Written exercise:
Write out all the entries word for word and omit any pictures.

--------------------

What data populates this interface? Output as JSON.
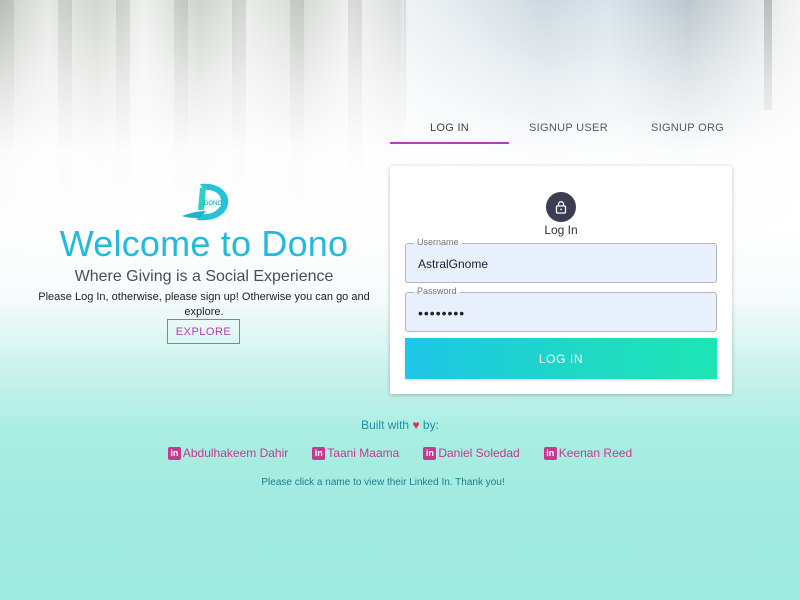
{
  "hero": {
    "title": "Welcome to Dono",
    "tagline": "Where Giving is a Social Experience",
    "subtext": "Please Log In, otherwise, please sign up! Otherwise you can go and explore.",
    "explore_label": "EXPLORE",
    "logo_text": "DONO"
  },
  "tabs": [
    {
      "label": "LOG IN",
      "active": true
    },
    {
      "label": "SIGNUP USER",
      "active": false
    },
    {
      "label": "SIGNUP ORG",
      "active": false
    }
  ],
  "login_form": {
    "title": "Log In",
    "username_label": "Username",
    "username_value": "AstralGnome",
    "password_label": "Password",
    "password_value": "••••••••",
    "submit_label": "LOG IN"
  },
  "footer": {
    "built_prefix": "Built with",
    "heart": "♥",
    "built_suffix": "by:",
    "credits": [
      {
        "name": "Abdulhakeem Dahir",
        "icon": "linkedin-icon"
      },
      {
        "name": "Taani Maama",
        "icon": "linkedin-icon"
      },
      {
        "name": "Daniel Soledad",
        "icon": "linkedin-icon"
      },
      {
        "name": "Keenan Reed",
        "icon": "linkedin-icon"
      }
    ],
    "note": "Please click a name to view their Linked In. Thank you!"
  },
  "colors": {
    "accent_purple": "#b43fbd",
    "title_blue": "#25b9dc",
    "credit_pink": "#c53a8f",
    "button_gradient_start": "#1ec6e8",
    "button_gradient_end": "#1ee5b4"
  }
}
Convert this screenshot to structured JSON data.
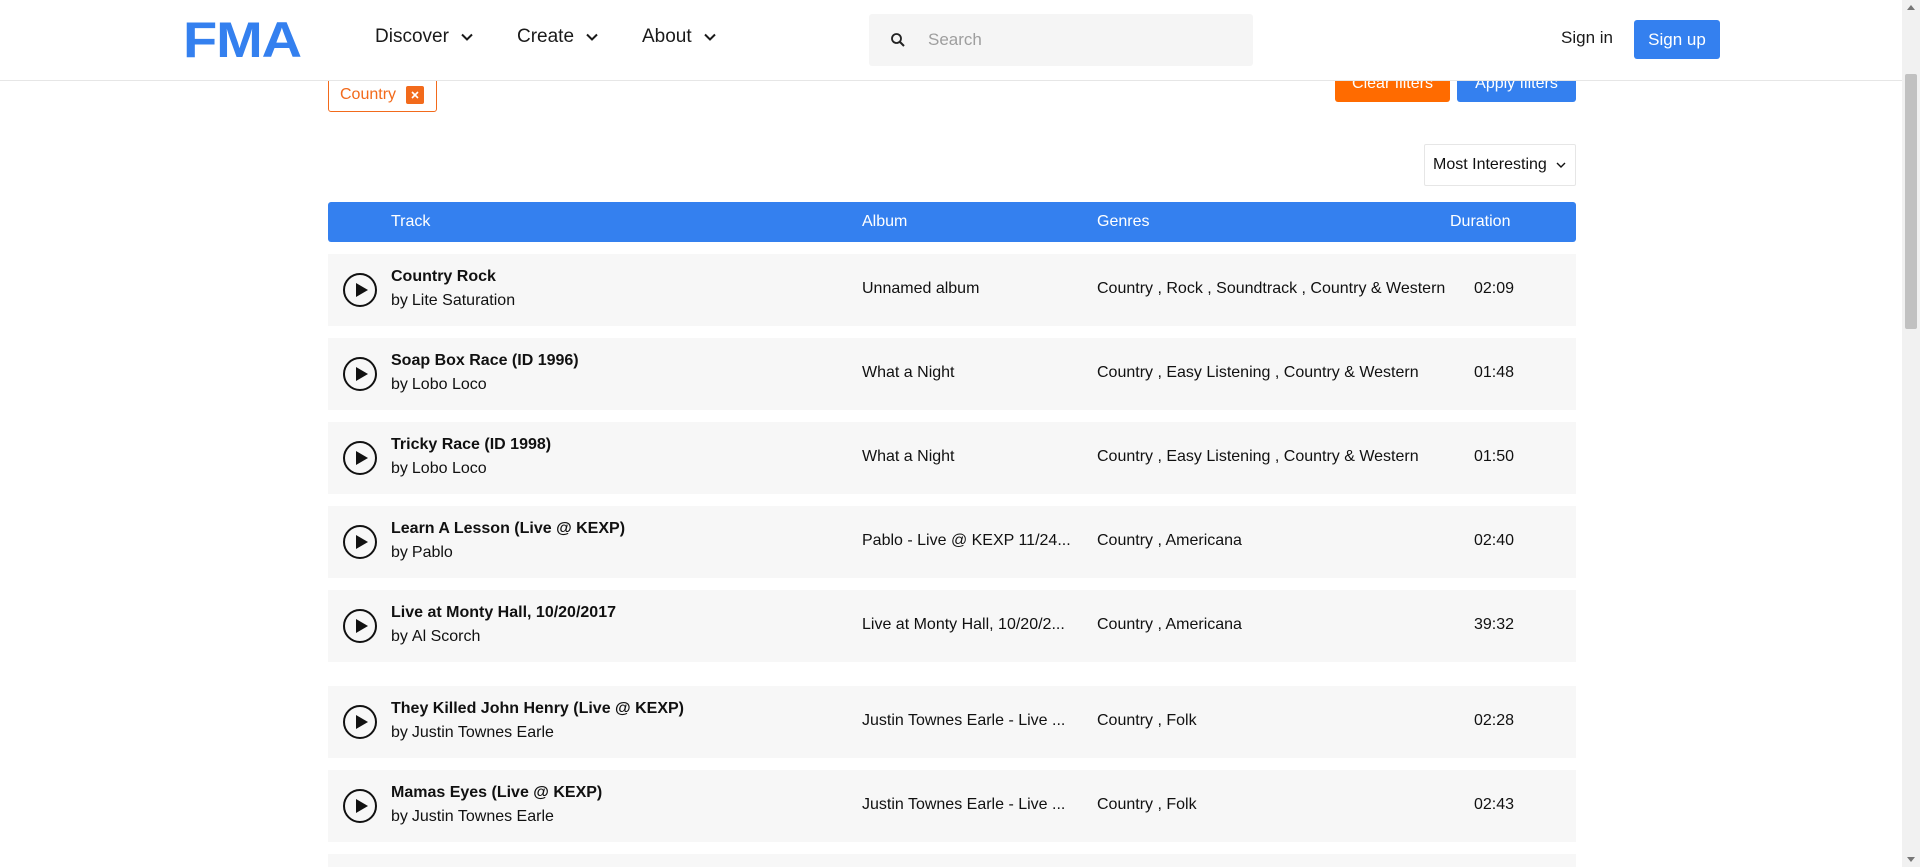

--------------------

Task output:
What data populates this interface? Output as JSON.
{
  "hero": {
    "title": "Welcome to Dono",
    "tagline": "Where Giving is a Social Experience",
    "subtext": "Please Log In, otherwise, please sign up! Otherwise you can go and explore.",
    "explore_label": "EXPLORE",
    "logo_text": "DONO"
  },
  "tabs": [
    {
      "label": "LOG IN",
      "active": true
    },
    {
      "label": "SIGNUP USER",
      "active": false
    },
    {
      "label": "SIGNUP ORG",
      "active": false
    }
  ],
  "login_form": {
    "title": "Log In",
    "username_label": "Username",
    "username_value": "AstralGnome",
    "password_label": "Password",
    "password_value": "••••••••",
    "submit_label": "LOG IN"
  },
  "footer": {
    "built_prefix": "Built with",
    "heart": "♥",
    "built_suffix": "by:",
    "credits": [
      {
        "name": "Abdulhakeem Dahir",
        "icon": "linkedin-icon"
      },
      {
        "name": "Taani Maama",
        "icon": "linkedin-icon"
      },
      {
        "name": "Daniel Soledad",
        "icon": "linkedin-icon"
      },
      {
        "name": "Keenan Reed",
        "icon": "linkedin-icon"
      }
    ],
    "note": "Please click a name to view their Linked In. Thank you!"
  },
  "colors": {
    "accent_purple": "#b43fbd",
    "title_blue": "#25b9dc",
    "credit_pink": "#c53a8f",
    "button_gradient_start": "#1ec6e8",
    "button_gradient_end": "#1ee5b4"
  }
}
Convert this screenshot to structured JSON data.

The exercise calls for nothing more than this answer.